Entries:
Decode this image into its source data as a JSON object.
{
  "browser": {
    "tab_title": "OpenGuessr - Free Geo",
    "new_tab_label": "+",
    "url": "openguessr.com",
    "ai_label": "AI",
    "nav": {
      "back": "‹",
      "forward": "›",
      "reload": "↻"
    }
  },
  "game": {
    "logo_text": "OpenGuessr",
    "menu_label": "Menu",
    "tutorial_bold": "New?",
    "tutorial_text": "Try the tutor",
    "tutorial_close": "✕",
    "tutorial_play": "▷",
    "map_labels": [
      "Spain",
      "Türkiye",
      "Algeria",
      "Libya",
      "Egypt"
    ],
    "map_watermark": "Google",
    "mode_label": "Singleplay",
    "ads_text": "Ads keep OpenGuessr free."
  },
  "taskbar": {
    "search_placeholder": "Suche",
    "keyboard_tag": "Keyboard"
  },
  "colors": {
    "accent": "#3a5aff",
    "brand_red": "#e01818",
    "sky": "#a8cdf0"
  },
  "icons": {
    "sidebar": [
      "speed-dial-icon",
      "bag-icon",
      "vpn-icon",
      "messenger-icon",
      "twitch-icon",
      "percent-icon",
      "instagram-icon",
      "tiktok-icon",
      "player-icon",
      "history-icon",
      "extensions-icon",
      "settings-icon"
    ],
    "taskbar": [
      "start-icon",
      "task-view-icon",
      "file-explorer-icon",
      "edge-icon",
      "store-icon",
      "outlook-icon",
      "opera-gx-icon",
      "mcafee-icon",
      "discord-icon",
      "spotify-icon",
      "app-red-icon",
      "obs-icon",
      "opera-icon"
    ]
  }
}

...

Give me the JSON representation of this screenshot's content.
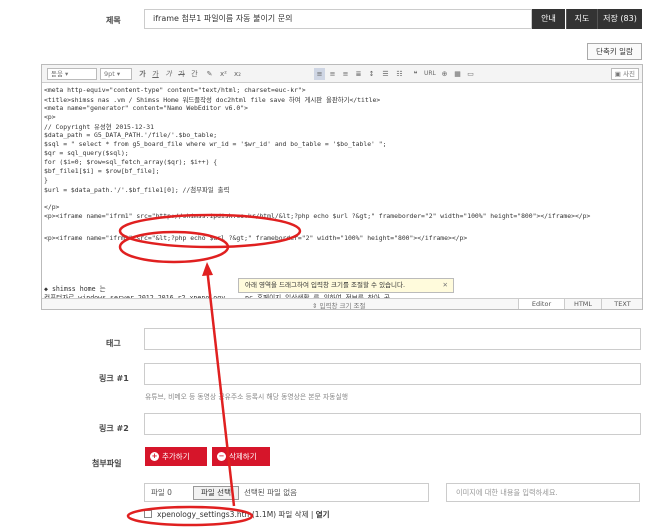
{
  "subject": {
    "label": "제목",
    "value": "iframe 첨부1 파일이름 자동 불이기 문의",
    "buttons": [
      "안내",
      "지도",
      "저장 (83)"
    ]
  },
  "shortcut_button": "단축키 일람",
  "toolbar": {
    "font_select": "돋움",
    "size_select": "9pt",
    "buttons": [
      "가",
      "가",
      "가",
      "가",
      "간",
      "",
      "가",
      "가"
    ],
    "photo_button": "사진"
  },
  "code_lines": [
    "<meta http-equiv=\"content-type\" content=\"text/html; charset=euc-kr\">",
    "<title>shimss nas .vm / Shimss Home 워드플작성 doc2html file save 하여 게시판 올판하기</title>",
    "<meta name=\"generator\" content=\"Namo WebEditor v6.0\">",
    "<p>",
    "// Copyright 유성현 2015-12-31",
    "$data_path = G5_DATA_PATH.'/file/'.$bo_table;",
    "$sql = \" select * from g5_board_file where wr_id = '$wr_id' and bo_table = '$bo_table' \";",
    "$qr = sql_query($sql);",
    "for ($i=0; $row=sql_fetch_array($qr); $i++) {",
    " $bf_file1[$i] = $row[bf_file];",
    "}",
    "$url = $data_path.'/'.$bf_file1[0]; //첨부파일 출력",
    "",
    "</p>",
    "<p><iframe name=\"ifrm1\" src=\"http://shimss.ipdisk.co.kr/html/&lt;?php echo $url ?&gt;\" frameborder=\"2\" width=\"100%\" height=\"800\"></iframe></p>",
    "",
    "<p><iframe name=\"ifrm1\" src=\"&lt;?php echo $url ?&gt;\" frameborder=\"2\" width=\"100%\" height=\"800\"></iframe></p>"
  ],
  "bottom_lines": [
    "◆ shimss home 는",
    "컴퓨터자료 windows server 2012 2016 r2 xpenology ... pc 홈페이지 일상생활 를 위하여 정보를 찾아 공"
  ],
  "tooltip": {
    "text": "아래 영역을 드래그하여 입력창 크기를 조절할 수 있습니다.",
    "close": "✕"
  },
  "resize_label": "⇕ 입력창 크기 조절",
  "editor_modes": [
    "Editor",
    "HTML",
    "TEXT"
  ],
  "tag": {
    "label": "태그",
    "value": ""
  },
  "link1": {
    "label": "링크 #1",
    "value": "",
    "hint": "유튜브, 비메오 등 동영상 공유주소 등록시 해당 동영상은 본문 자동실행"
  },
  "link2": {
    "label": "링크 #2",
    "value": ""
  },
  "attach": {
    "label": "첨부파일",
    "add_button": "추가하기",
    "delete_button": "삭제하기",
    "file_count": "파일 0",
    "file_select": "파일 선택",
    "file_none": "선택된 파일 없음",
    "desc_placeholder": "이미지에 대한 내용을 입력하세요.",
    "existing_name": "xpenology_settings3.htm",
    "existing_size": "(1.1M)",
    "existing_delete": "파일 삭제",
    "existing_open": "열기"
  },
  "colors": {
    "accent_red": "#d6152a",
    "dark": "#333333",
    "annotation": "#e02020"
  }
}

Problem to work on: Go through the records above, find every line with the word "frameborder", and list those lines.

Solution:
    "<p><iframe name=\"ifrm1\" src=\"http://shimss.ipdisk.co.kr/html/&lt;?php echo $url ?&gt;\" frameborder=\"2\" width=\"100%\" height=\"800\"></iframe></p>",
    "<p><iframe name=\"ifrm1\" src=\"&lt;?php echo $url ?&gt;\" frameborder=\"2\" width=\"100%\" height=\"800\"></iframe></p>"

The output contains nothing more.